WORK INSTRUCTIONS: Show all lines from the listing below that contain "this".

===== DATASET ROWS =====

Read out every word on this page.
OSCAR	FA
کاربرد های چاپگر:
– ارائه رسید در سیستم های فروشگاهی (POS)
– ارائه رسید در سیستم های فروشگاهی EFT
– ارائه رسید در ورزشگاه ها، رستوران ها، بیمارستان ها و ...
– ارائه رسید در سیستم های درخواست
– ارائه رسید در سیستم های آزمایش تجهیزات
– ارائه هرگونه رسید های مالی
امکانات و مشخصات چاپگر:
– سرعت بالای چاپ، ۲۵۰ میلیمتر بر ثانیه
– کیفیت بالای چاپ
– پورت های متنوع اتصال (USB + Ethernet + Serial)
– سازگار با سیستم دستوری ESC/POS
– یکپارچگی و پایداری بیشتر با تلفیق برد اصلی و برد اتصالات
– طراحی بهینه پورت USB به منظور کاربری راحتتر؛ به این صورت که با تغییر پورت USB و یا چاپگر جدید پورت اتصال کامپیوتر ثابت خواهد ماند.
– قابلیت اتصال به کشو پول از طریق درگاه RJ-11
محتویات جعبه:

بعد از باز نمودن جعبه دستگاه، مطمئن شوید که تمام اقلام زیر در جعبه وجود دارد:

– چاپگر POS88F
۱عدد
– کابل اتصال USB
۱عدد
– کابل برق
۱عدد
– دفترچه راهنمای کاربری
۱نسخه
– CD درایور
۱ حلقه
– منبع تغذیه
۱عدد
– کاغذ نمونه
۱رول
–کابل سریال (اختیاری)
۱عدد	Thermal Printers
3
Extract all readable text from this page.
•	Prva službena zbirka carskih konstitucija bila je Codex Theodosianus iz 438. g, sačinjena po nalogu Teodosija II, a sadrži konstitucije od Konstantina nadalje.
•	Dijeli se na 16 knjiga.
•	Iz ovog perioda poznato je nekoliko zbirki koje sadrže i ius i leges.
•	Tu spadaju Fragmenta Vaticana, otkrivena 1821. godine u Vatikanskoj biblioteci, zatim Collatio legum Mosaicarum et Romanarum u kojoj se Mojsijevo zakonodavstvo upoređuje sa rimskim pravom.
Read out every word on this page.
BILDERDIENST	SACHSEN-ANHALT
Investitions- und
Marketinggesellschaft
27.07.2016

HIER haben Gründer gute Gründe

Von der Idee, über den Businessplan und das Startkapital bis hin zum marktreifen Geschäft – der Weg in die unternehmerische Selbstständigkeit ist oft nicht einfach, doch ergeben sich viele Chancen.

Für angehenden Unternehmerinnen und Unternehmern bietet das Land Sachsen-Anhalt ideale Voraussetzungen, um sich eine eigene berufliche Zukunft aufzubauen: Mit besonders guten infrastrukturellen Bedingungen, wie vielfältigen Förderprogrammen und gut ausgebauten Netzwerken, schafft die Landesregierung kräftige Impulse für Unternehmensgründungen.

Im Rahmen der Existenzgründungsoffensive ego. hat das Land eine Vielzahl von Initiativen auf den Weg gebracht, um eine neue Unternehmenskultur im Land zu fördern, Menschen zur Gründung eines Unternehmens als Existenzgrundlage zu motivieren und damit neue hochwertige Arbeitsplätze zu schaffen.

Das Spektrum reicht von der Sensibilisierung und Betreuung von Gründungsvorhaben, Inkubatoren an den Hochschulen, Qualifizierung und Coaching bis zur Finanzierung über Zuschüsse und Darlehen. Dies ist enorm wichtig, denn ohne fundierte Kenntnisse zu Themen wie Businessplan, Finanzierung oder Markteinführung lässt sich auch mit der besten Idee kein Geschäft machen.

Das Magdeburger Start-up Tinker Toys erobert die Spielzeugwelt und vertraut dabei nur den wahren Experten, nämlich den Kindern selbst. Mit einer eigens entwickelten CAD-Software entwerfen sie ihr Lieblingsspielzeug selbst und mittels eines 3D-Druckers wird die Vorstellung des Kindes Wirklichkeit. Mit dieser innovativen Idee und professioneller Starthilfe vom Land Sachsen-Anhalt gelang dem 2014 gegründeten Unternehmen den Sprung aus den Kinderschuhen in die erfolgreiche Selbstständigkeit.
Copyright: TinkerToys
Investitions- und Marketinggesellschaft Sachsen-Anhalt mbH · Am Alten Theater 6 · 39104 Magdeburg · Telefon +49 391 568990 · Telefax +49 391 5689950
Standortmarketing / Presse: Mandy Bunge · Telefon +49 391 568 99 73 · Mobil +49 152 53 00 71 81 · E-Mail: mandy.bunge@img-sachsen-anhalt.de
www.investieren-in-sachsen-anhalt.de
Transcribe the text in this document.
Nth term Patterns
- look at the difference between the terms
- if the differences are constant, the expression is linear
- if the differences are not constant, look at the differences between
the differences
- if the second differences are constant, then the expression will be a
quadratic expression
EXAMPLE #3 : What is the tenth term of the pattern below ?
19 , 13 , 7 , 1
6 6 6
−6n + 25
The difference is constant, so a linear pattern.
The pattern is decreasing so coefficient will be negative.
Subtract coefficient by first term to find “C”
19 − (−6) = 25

=====

SOLVED EXERCISE:
Read out every word on this page.
Extract all readable text from this page.
Read out every word on this page.
Transcribe the text in this document.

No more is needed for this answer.